Stored data
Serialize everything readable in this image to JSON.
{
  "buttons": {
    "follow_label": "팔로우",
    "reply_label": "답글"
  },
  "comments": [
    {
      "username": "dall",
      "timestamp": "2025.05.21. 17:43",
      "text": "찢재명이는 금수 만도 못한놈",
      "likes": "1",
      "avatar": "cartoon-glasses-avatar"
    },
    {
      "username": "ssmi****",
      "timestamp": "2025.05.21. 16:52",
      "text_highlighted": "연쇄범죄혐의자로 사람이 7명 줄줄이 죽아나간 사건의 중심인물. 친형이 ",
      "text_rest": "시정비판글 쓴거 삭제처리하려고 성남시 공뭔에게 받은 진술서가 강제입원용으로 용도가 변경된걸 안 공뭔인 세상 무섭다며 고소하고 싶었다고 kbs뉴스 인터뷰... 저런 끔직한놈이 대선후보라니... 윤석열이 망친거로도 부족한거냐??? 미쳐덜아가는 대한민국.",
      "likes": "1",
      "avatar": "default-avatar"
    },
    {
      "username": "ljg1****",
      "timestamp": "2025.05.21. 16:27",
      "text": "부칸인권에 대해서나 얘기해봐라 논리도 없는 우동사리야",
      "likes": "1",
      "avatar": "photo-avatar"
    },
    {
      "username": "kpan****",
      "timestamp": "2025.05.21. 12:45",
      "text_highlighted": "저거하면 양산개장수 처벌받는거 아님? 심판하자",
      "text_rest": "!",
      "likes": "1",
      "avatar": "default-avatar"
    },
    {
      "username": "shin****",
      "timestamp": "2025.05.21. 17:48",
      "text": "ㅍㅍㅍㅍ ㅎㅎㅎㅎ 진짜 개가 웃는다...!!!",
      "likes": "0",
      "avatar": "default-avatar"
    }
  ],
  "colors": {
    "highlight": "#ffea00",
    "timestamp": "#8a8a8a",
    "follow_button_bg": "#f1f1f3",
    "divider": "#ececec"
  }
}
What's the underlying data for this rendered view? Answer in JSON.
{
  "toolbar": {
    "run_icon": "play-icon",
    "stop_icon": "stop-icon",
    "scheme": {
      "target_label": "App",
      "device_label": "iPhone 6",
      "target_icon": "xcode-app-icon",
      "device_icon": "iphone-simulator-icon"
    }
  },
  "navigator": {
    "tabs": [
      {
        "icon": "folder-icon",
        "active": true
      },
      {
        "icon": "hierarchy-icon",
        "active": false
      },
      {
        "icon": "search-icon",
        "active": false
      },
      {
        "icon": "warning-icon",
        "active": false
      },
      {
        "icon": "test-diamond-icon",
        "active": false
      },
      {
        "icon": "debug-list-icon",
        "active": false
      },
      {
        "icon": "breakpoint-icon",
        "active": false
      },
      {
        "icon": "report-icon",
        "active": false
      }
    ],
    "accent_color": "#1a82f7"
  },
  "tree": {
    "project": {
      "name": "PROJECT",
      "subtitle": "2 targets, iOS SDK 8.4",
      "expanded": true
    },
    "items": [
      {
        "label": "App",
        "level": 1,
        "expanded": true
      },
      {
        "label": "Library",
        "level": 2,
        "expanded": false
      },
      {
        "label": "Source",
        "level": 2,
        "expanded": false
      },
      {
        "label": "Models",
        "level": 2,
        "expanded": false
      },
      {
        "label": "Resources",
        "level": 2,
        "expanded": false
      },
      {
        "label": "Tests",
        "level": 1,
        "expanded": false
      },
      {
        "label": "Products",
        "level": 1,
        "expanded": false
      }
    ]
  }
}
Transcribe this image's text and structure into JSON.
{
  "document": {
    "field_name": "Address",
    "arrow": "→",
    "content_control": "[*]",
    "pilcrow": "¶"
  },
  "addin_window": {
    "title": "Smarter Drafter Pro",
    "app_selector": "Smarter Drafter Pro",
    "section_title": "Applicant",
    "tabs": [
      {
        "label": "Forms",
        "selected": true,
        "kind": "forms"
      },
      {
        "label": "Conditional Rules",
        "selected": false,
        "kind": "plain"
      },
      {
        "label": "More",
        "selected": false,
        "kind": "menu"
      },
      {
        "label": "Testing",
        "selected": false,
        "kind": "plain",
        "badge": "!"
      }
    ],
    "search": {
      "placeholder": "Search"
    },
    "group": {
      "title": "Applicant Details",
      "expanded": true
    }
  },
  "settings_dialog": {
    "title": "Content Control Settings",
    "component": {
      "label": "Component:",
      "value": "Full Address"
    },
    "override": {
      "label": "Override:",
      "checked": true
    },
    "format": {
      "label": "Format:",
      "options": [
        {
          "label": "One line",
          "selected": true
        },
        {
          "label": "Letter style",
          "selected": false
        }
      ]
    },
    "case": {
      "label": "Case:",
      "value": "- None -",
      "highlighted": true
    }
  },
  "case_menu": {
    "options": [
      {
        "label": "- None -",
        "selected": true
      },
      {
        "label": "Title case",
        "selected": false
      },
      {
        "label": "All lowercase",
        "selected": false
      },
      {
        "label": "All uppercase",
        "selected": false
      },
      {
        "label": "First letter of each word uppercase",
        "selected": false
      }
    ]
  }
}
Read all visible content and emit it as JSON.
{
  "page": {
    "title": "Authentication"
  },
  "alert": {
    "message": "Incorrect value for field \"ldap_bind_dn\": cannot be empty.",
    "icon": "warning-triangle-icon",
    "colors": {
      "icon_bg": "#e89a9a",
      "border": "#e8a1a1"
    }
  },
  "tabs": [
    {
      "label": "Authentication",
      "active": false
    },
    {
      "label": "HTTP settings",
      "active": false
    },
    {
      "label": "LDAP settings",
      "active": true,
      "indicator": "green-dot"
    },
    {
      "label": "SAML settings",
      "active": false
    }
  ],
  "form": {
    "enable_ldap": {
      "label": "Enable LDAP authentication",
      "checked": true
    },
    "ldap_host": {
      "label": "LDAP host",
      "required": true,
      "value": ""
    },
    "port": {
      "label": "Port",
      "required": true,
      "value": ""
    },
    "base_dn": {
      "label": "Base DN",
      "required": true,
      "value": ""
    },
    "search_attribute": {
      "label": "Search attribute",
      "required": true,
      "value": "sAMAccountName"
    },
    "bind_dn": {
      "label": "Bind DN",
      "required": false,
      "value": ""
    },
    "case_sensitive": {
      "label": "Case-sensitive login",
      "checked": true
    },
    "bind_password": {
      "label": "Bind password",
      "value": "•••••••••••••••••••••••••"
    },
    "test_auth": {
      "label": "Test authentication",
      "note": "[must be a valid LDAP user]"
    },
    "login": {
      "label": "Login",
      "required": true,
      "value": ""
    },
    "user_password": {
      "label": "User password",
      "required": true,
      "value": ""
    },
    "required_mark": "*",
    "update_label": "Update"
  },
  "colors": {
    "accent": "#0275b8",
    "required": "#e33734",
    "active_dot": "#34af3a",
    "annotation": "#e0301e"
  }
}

Written task
Report how many lines of the data contain the word "Smarter", using the number alone.

Result below
2